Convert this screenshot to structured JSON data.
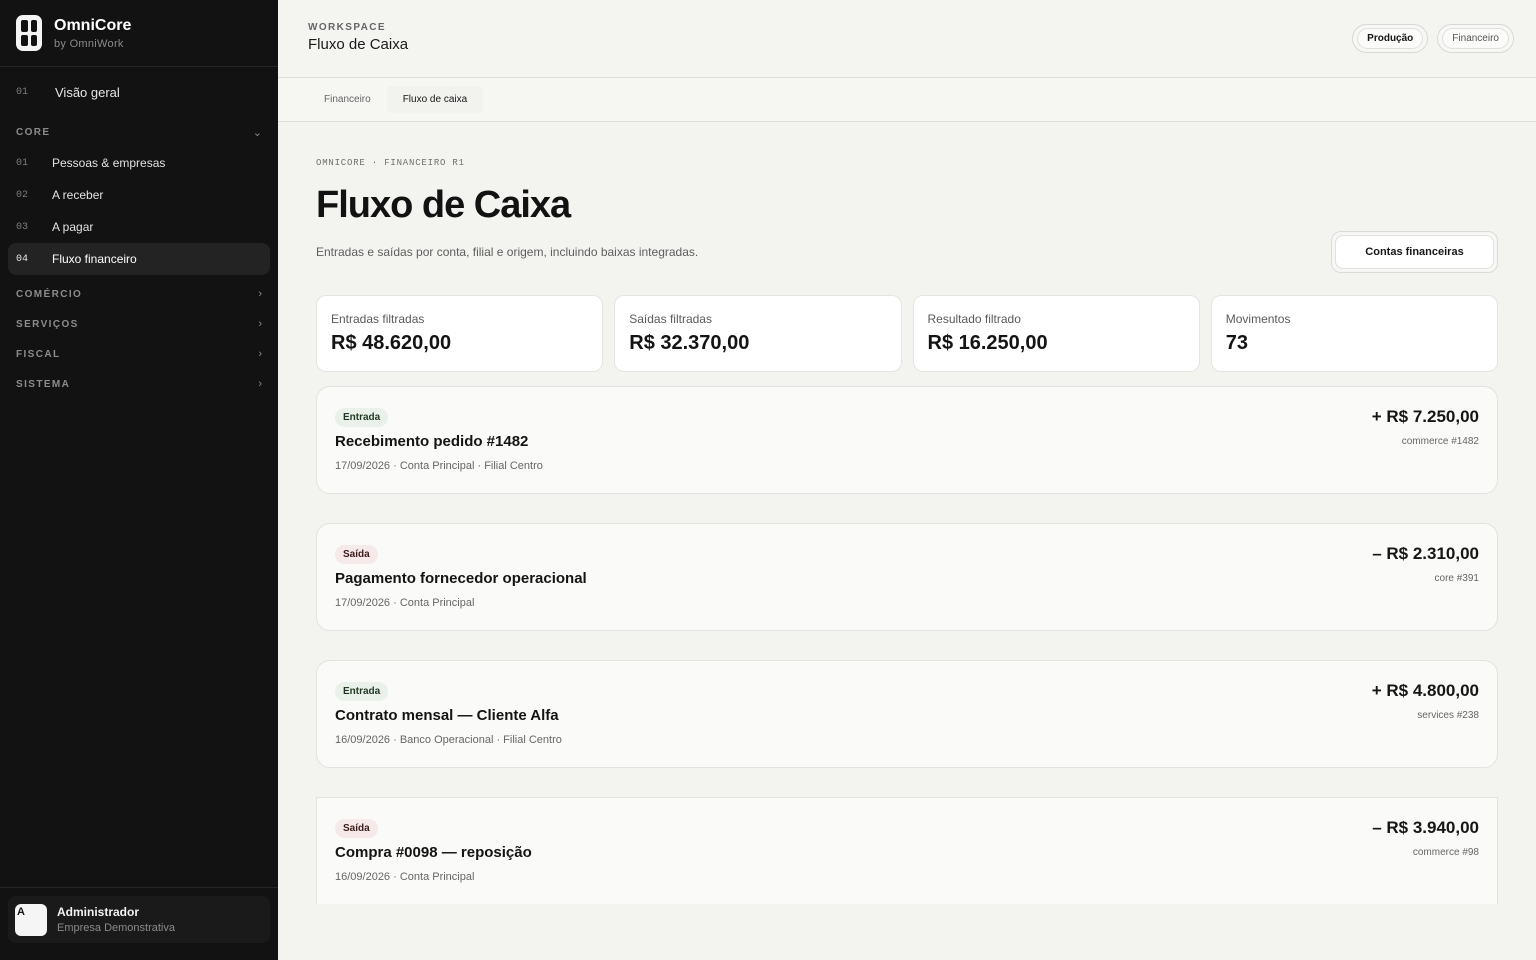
{
  "brand": {
    "name": "OmniCore",
    "sub": "by OmniWork"
  },
  "nav": {
    "overview": {
      "num": "01",
      "label": "Visão geral"
    },
    "sections": [
      {
        "title": "CORE",
        "expanded": true,
        "items": [
          {
            "num": "01",
            "label": "Pessoas & empresas"
          },
          {
            "num": "02",
            "label": "A receber"
          },
          {
            "num": "03",
            "label": "A pagar"
          },
          {
            "num": "04",
            "label": "Fluxo financeiro",
            "active": true
          }
        ]
      },
      {
        "title": "COMÉRCIO",
        "expanded": false
      },
      {
        "title": "SERVIÇOS",
        "expanded": false
      },
      {
        "title": "FISCAL",
        "expanded": false
      },
      {
        "title": "SISTEMA",
        "expanded": false
      }
    ]
  },
  "user": {
    "initial": "A",
    "name": "Administrador",
    "company": "Empresa Demonstrativa"
  },
  "header": {
    "workspace_label": "WORKSPACE",
    "title": "Fluxo de Caixa",
    "buttons": [
      "Produção",
      "Financeiro"
    ]
  },
  "tabs": [
    "Financeiro",
    "Fluxo de caixa"
  ],
  "page": {
    "breadcrumb": "OMNICORE · FINANCEIRO R1",
    "title": "Fluxo de Caixa",
    "description": "Entradas e saídas por conta, filial e origem, incluindo baixas integradas.",
    "action_label": "Contas financeiras"
  },
  "stats": [
    {
      "label": "Entradas filtradas",
      "value": "R$ 48.620,00"
    },
    {
      "label": "Saídas filtradas",
      "value": "R$ 32.370,00"
    },
    {
      "label": "Resultado filtrado",
      "value": "R$ 16.250,00"
    },
    {
      "label": "Movimentos",
      "value": "73"
    }
  ],
  "transactions": [
    {
      "type": "in",
      "badge": "Entrada",
      "title": "Recebimento pedido #1482",
      "meta": "17/09/2026 · Conta Principal · Filial Centro",
      "amount": "+ R$ 7.250,00",
      "ref": "commerce #1482"
    },
    {
      "type": "out",
      "badge": "Saída",
      "title": "Pagamento fornecedor operacional",
      "meta": "17/09/2026 · Conta Principal",
      "amount": "– R$ 2.310,00",
      "ref": "core #391"
    },
    {
      "type": "in",
      "badge": "Entrada",
      "title": "Contrato mensal — Cliente Alfa",
      "meta": "16/09/2026 · Banco Operacional · Filial Centro",
      "amount": "+ R$ 4.800,00",
      "ref": "services #238"
    },
    {
      "type": "out",
      "badge": "Saída",
      "title": "Compra #0098 — reposição",
      "meta": "16/09/2026 · Conta Principal",
      "amount": "– R$ 3.940,00",
      "ref": "commerce #98"
    }
  ],
  "colors": {
    "sidebar_bg": "#121212",
    "page_bg": "#f3f3f0",
    "badge_in": "#eaf1ea",
    "badge_out": "#f6e9e9"
  }
}
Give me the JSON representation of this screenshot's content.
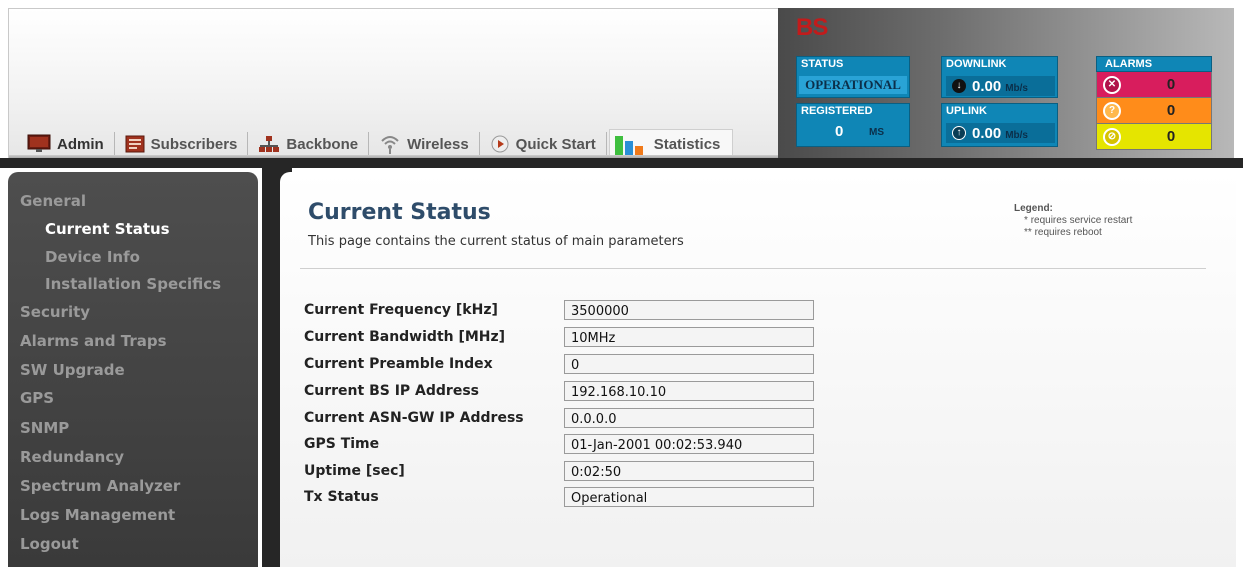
{
  "tabs": [
    {
      "label": "Admin",
      "icon": "monitor-icon"
    },
    {
      "label": "Subscribers",
      "icon": "subscribers-icon"
    },
    {
      "label": "Backbone",
      "icon": "backbone-icon"
    },
    {
      "label": "Wireless",
      "icon": "wireless-icon"
    },
    {
      "label": "Quick Start",
      "icon": "play-icon"
    },
    {
      "label": "Statistics",
      "icon": "bar-chart-icon"
    }
  ],
  "device": {
    "title": "BS",
    "status": {
      "label": "STATUS",
      "value": "OPERATIONAL"
    },
    "registered": {
      "label": "REGISTERED",
      "value": "0",
      "unit": "MS"
    },
    "downlink": {
      "label": "DOWNLINK",
      "value": "0.00",
      "unit": "Mb/s"
    },
    "uplink": {
      "label": "UPLINK",
      "value": "0.00",
      "unit": "Mb/s"
    },
    "alarms": {
      "label": "ALARMS",
      "critical": "0",
      "major": "0",
      "minor": "0"
    }
  },
  "sidebar": {
    "items": [
      {
        "label": "General"
      },
      {
        "label": "Current Status"
      },
      {
        "label": "Device Info"
      },
      {
        "label": "Installation Specifics"
      },
      {
        "label": "Security"
      },
      {
        "label": "Alarms and Traps"
      },
      {
        "label": "SW Upgrade"
      },
      {
        "label": "GPS"
      },
      {
        "label": "SNMP"
      },
      {
        "label": "Redundancy"
      },
      {
        "label": "Spectrum Analyzer"
      },
      {
        "label": "Logs Management"
      },
      {
        "label": "Logout"
      }
    ]
  },
  "main": {
    "title": "Current Status",
    "description": "This page contains the current status of main parameters",
    "legend": {
      "title": "Legend:",
      "line1": "requires service restart",
      "line2": "requires reboot",
      "mark1": "*",
      "mark2": "**"
    },
    "fields": [
      {
        "label": "Current Frequency [kHz]",
        "value": "3500000"
      },
      {
        "label": "Current Bandwidth [MHz]",
        "value": "10MHz"
      },
      {
        "label": "Current Preamble Index",
        "value": "0"
      },
      {
        "label": "Current BS IP Address",
        "value": "192.168.10.10"
      },
      {
        "label": "Current ASN-GW IP Address",
        "value": "0.0.0.0"
      },
      {
        "label": "GPS Time",
        "value": "01-Jan-2001 00:02:53.940"
      },
      {
        "label": "Uptime [sec]",
        "value": "0:02:50"
      },
      {
        "label": "Tx Status",
        "value": "Operational"
      }
    ]
  }
}
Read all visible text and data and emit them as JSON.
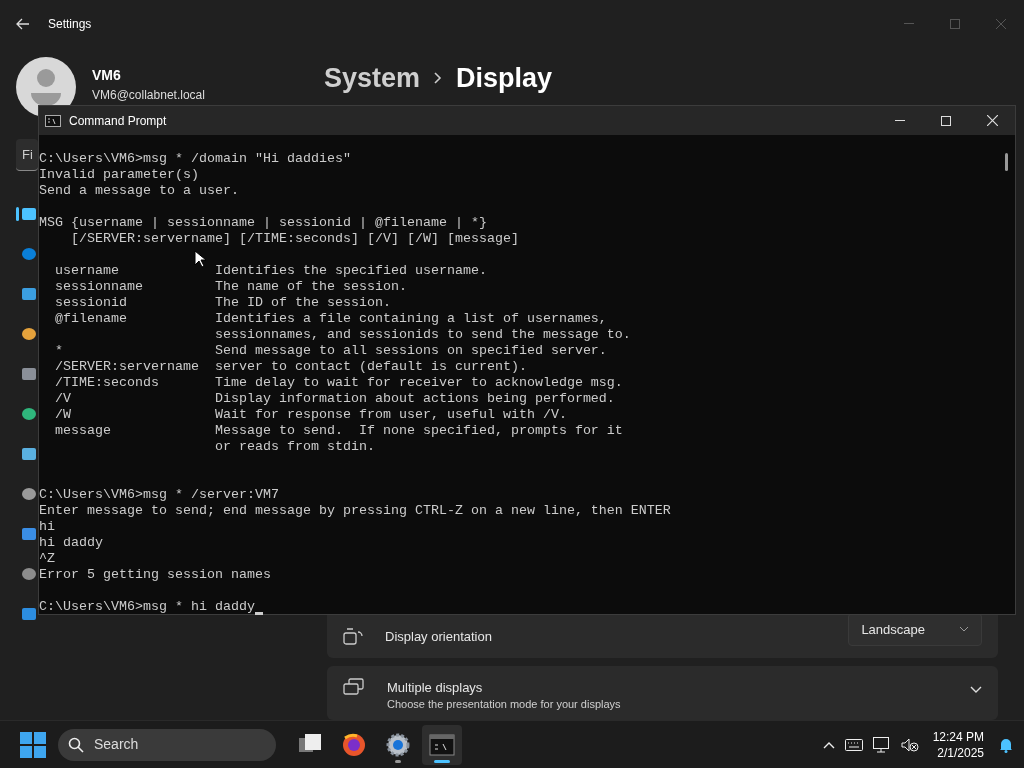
{
  "settings": {
    "title": "Settings",
    "user": {
      "name": "VM6",
      "email": "VM6@collabnet.local"
    },
    "search": {
      "value": "Fi"
    },
    "nav_items": [
      {
        "selected": true,
        "color": "#4cc2ff"
      },
      {
        "selected": false,
        "color": "#0a7fd8"
      },
      {
        "selected": false,
        "color": "#3b9ee0"
      },
      {
        "selected": false,
        "color": "#e5a23c"
      },
      {
        "selected": false,
        "color": "#8a8f98"
      },
      {
        "selected": false,
        "color": "#2fb67c"
      },
      {
        "selected": false,
        "color": "#5ab0e0"
      },
      {
        "selected": false,
        "color": "#9a9a9a"
      },
      {
        "selected": false,
        "color": "#3a8ee6"
      },
      {
        "selected": false,
        "color": "#8c8c8c"
      },
      {
        "selected": false,
        "color": "#2c8de0"
      }
    ],
    "breadcrumb": [
      "System",
      "Display"
    ],
    "orientation": {
      "label": "Display orientation",
      "value": "Landscape"
    },
    "multiple_displays": {
      "title": "Multiple displays",
      "subtitle": "Choose the presentation mode for your displays",
      "expanded": false
    }
  },
  "terminal": {
    "title": "Command Prompt",
    "cursor": true,
    "blocks": [
      {
        "kind": "output",
        "lines": [
          "C:\\Users\\VM6>msg * /domain \"Hi daddies\"",
          "Invalid parameter(s)",
          "Send a message to a user."
        ]
      },
      {
        "kind": "output",
        "lines": [
          "MSG {username | sessionname | sessionid | @filename | *}",
          "    [/SERVER:servername] [/TIME:seconds] [/V] [/W] [message]"
        ]
      },
      {
        "kind": "help",
        "lines": [
          "  username            Identifies the specified username.",
          "  sessionname         The name of the session.",
          "  sessionid           The ID of the session.",
          "  @filename           Identifies a file containing a list of usernames,",
          "                      sessionnames, and sessionids to send the message to.",
          "  *                   Send message to all sessions on specified server.",
          "  /SERVER:servername  server to contact (default is current).",
          "  /TIME:seconds       Time delay to wait for receiver to acknowledge msg.",
          "  /V                  Display information about actions being performed.",
          "  /W                  Wait for response from user, useful with /V.",
          "  message             Message to send.  If none specified, prompts for it",
          "                      or reads from stdin."
        ]
      },
      {
        "kind": "output",
        "lines": [
          "C:\\Users\\VM6>msg * /server:VM7",
          "Enter message to send; end message by pressing CTRL-Z on a new line, then ENTER",
          "hi",
          "hi daddy",
          "^Z",
          "Error 5 getting session names"
        ]
      },
      {
        "kind": "output",
        "lines": [
          "C:\\Users\\VM6>msg * hi daddy"
        ]
      }
    ]
  },
  "taskbar": {
    "search": {
      "placeholder": "Search"
    },
    "apps": [
      {
        "kind": "taskview",
        "active": false,
        "running": false
      },
      {
        "kind": "firefox",
        "active": false,
        "running": false
      },
      {
        "kind": "settings",
        "active": false,
        "running": true
      },
      {
        "kind": "cmd",
        "active": true,
        "running": true
      }
    ],
    "clock": {
      "time": "12:24 PM",
      "date": "2/1/2025"
    }
  }
}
------------------------------------
Task requirements => Copy out each line in the preceding records that contains "Users".

Solution to this problem =>
          "C:\\Users\\VM6>msg * /domain \"Hi daddies\"",
          "C:\\Users\\VM6>msg * /server:VM7",
          "C:\\Users\\VM6>msg * hi daddy"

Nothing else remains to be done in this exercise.